▸ **Dataset excerpts**:
————————

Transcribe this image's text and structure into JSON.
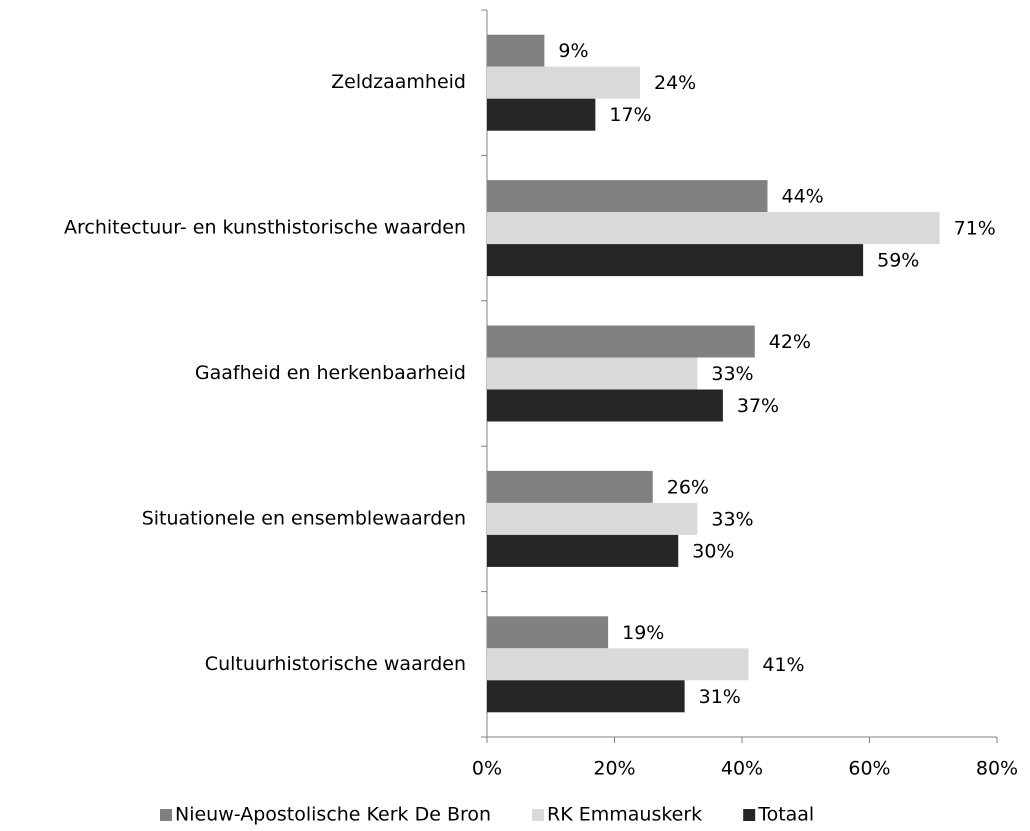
{
  "chart_data": {
    "type": "bar",
    "orientation": "horizontal",
    "categories": [
      "Zeldzaamheid",
      "Architectuur- en kunsthistorische waarden",
      "Gaafheid en herkenbaarheid",
      "Situationele en ensemblewaarden",
      "Cultuurhistorische waarden"
    ],
    "series": [
      {
        "name": "Nieuw-Apostolische Kerk De Bron",
        "color": "#808080",
        "values": [
          9,
          44,
          42,
          26,
          19
        ],
        "value_labels": [
          "9%",
          "44%",
          "42%",
          "26%",
          "19%"
        ]
      },
      {
        "name": "RK Emmauskerk",
        "color": "#d9d9d9",
        "values": [
          24,
          71,
          33,
          33,
          41
        ],
        "value_labels": [
          "24%",
          "71%",
          "33%",
          "33%",
          "41%"
        ]
      },
      {
        "name": "Totaal",
        "color": "#262626",
        "values": [
          17,
          59,
          37,
          30,
          31
        ],
        "value_labels": [
          "17%",
          "59%",
          "37%",
          "30%",
          "31%"
        ]
      }
    ],
    "xlim": [
      0,
      80
    ],
    "xticks": [
      {
        "value": 0,
        "label": "0%"
      },
      {
        "value": 20,
        "label": "20%"
      },
      {
        "value": 40,
        "label": "40%"
      },
      {
        "value": 60,
        "label": "60%"
      },
      {
        "value": 80,
        "label": "80%"
      }
    ],
    "legend": "bottom"
  }
}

————————

▸ **Exercise**:
Leave out the pictures and print each record exactly as it stands.

▸ **Worked solution**:
Transcribe this image's text and structure into JSON.
{
  "chart_data": {
    "type": "bar",
    "orientation": "horizontal",
    "categories": [
      "Zeldzaamheid",
      "Architectuur- en kunsthistorische waarden",
      "Gaafheid en herkenbaarheid",
      "Situationele en ensemblewaarden",
      "Cultuurhistorische waarden"
    ],
    "series": [
      {
        "name": "Nieuw-Apostolische Kerk De Bron",
        "color": "#808080",
        "values": [
          9,
          44,
          42,
          26,
          19
        ],
        "value_labels": [
          "9%",
          "44%",
          "42%",
          "26%",
          "19%"
        ]
      },
      {
        "name": "RK Emmauskerk",
        "color": "#d9d9d9",
        "values": [
          24,
          71,
          33,
          33,
          41
        ],
        "value_labels": [
          "24%",
          "71%",
          "33%",
          "33%",
          "41%"
        ]
      },
      {
        "name": "Totaal",
        "color": "#262626",
        "values": [
          17,
          59,
          37,
          30,
          31
        ],
        "value_labels": [
          "17%",
          "59%",
          "37%",
          "30%",
          "31%"
        ]
      }
    ],
    "xlim": [
      0,
      80
    ],
    "xticks": [
      {
        "value": 0,
        "label": "0%"
      },
      {
        "value": 20,
        "label": "20%"
      },
      {
        "value": 40,
        "label": "40%"
      },
      {
        "value": 60,
        "label": "60%"
      },
      {
        "value": 80,
        "label": "80%"
      }
    ],
    "legend": "bottom"
  }
}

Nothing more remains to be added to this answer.